┏━━

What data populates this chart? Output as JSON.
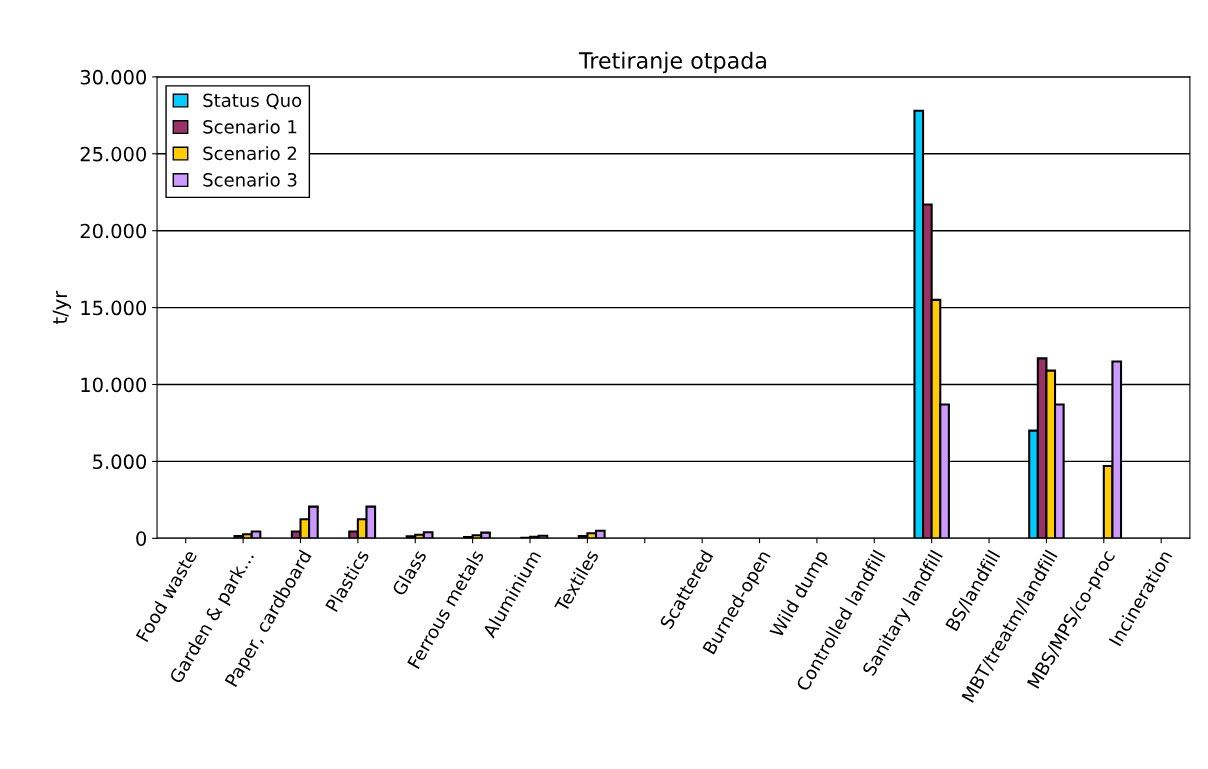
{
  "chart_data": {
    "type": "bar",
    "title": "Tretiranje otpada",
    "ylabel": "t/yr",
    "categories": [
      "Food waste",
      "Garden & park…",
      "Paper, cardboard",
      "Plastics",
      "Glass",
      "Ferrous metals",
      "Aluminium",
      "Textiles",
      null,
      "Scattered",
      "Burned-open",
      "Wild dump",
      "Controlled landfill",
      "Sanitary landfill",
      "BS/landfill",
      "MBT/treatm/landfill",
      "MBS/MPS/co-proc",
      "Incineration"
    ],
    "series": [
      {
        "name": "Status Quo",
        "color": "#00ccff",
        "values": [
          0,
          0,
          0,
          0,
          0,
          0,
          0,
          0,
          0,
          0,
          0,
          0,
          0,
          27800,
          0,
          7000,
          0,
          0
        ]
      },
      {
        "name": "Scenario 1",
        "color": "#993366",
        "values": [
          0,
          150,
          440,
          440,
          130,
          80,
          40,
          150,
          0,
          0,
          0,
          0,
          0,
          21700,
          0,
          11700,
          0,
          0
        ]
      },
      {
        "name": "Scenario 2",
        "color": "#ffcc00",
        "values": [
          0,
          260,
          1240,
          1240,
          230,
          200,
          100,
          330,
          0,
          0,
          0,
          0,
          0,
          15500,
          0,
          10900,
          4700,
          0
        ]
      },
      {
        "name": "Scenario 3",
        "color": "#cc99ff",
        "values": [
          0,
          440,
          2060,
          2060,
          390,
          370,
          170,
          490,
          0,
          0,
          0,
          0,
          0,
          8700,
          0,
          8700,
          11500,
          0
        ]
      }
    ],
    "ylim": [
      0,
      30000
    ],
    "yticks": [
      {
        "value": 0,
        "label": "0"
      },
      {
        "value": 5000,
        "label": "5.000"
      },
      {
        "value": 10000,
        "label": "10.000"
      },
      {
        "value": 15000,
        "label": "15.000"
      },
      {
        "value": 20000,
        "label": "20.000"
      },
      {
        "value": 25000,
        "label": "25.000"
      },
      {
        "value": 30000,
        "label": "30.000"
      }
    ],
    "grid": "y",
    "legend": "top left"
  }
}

┗━━
┏━━

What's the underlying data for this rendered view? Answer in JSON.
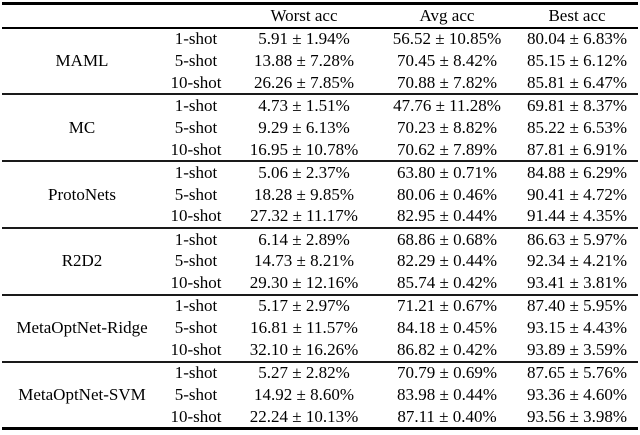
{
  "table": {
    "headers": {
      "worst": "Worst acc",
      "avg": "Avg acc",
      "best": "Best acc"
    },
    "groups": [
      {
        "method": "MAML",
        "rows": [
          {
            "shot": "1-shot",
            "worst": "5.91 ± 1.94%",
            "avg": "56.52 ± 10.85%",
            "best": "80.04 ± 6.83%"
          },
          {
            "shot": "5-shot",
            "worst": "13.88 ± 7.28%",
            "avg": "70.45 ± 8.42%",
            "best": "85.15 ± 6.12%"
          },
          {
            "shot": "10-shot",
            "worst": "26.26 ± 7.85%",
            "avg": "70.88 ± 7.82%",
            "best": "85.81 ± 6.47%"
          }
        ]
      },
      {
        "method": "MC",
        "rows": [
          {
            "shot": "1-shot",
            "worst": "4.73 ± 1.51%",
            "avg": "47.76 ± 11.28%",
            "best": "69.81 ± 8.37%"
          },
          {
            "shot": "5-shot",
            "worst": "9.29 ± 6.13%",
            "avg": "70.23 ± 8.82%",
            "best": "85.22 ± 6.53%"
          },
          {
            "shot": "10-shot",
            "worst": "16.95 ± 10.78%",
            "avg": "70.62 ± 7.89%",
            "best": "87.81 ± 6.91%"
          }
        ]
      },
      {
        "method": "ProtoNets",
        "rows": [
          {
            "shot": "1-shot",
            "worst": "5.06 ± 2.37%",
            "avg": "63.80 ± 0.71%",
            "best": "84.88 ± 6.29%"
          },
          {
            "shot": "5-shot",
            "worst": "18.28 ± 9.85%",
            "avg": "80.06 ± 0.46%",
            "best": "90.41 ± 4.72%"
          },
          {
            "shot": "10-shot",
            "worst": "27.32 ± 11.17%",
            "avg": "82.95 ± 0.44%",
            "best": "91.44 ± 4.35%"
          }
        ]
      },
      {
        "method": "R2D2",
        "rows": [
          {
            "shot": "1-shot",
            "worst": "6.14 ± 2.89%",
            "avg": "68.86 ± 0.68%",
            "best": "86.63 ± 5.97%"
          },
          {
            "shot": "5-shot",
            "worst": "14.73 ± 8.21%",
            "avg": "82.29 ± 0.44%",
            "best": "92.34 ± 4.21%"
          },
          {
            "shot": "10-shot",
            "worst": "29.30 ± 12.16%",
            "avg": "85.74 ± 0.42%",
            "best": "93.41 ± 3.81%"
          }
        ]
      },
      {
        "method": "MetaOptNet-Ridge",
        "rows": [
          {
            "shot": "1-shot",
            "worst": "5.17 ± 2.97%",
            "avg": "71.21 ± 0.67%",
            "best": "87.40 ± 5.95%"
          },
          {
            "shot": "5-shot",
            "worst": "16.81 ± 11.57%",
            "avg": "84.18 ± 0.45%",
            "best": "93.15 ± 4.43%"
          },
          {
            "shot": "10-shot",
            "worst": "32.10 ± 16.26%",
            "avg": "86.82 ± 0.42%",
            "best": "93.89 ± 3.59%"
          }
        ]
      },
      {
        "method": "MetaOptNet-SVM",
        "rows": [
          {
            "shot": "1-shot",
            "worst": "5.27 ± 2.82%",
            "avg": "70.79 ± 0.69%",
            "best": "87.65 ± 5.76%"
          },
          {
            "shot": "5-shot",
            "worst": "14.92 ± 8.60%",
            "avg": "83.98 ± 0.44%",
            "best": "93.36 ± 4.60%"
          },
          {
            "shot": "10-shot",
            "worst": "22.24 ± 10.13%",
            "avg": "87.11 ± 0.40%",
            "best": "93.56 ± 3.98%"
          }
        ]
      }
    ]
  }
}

┗━━

*TASK DESCRIPTION*. Select and copy every line of the listing with the word "JSON".

*CORRECT RESPONSE*.
What data populates this chart? Output as JSON.
What's the underlying data for this rendered view? Answer in JSON.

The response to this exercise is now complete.